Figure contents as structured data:
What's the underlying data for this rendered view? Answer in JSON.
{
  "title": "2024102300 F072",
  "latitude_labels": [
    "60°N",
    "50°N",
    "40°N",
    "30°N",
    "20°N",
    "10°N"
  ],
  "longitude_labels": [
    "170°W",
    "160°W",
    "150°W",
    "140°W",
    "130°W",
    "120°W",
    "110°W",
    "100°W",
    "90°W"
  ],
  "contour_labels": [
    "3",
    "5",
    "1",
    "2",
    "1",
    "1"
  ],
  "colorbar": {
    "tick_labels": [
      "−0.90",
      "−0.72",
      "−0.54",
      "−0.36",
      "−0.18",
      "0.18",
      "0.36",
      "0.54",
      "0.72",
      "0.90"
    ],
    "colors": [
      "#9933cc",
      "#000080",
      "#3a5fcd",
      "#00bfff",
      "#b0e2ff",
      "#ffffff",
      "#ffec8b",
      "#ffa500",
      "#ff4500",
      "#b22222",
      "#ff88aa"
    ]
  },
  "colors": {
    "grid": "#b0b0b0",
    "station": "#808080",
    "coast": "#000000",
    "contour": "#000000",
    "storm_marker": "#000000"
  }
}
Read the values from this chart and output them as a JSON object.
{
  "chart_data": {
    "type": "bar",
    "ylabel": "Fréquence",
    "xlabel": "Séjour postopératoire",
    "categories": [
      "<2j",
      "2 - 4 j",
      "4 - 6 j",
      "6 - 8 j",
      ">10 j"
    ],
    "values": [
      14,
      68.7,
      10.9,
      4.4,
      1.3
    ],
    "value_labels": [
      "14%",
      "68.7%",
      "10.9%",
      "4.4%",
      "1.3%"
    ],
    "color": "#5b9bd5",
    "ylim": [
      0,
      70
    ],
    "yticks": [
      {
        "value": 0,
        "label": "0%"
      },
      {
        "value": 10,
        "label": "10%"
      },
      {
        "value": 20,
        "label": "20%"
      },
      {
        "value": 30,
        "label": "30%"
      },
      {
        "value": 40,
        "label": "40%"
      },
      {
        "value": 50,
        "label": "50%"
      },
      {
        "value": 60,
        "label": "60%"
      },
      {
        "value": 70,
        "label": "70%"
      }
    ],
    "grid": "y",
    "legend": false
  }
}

### Prompt
The records above should be repeated in full, exactly as given.

### Task result
What's the underlying data for this rendered view? Answer in JSON.
{
  "title": "2024102300 F072",
  "latitude_labels": [
    "60°N",
    "50°N",
    "40°N",
    "30°N",
    "20°N",
    "10°N"
  ],
  "longitude_labels": [
    "170°W",
    "160°W",
    "150°W",
    "140°W",
    "130°W",
    "120°W",
    "110°W",
    "100°W",
    "90°W"
  ],
  "contour_labels": [
    "3",
    "5",
    "1",
    "2",
    "1",
    "1"
  ],
  "colorbar": {
    "tick_labels": [
      "−0.90",
      "−0.72",
      "−0.54",
      "−0.36",
      "−0.18",
      "0.18",
      "0.36",
      "0.54",
      "0.72",
      "0.90"
    ],
    "colors": [
      "#9933cc",
      "#000080",
      "#3a5fcd",
      "#00bfff",
      "#b0e2ff",
      "#ffffff",
      "#ffec8b",
      "#ffa500",
      "#ff4500",
      "#b22222",
      "#ff88aa"
    ]
  },
  "colors": {
    "grid": "#b0b0b0",
    "station": "#808080",
    "coast": "#000000",
    "contour": "#000000",
    "storm_marker": "#000000"
  }
}
Read the values from this chart and output them as a JSON object.
{
  "chart_data": {
    "type": "bar",
    "ylabel": "Fréquence",
    "xlabel": "Séjour postopératoire",
    "categories": [
      "<2j",
      "2 - 4 j",
      "4 - 6 j",
      "6 - 8 j",
      ">10 j"
    ],
    "values": [
      14,
      68.7,
      10.9,
      4.4,
      1.3
    ],
    "value_labels": [
      "14%",
      "68.7%",
      "10.9%",
      "4.4%",
      "1.3%"
    ],
    "color": "#5b9bd5",
    "ylim": [
      0,
      70
    ],
    "yticks": [
      {
        "value": 0,
        "label": "0%"
      },
      {
        "value": 10,
        "label": "10%"
      },
      {
        "value": 20,
        "label": "20%"
      },
      {
        "value": 30,
        "label": "30%"
      },
      {
        "value": 40,
        "label": "40%"
      },
      {
        "value": 50,
        "label": "50%"
      },
      {
        "value": 60,
        "label": "60%"
      },
      {
        "value": 70,
        "label": "70%"
      }
    ],
    "grid": "y",
    "legend": false
  }
}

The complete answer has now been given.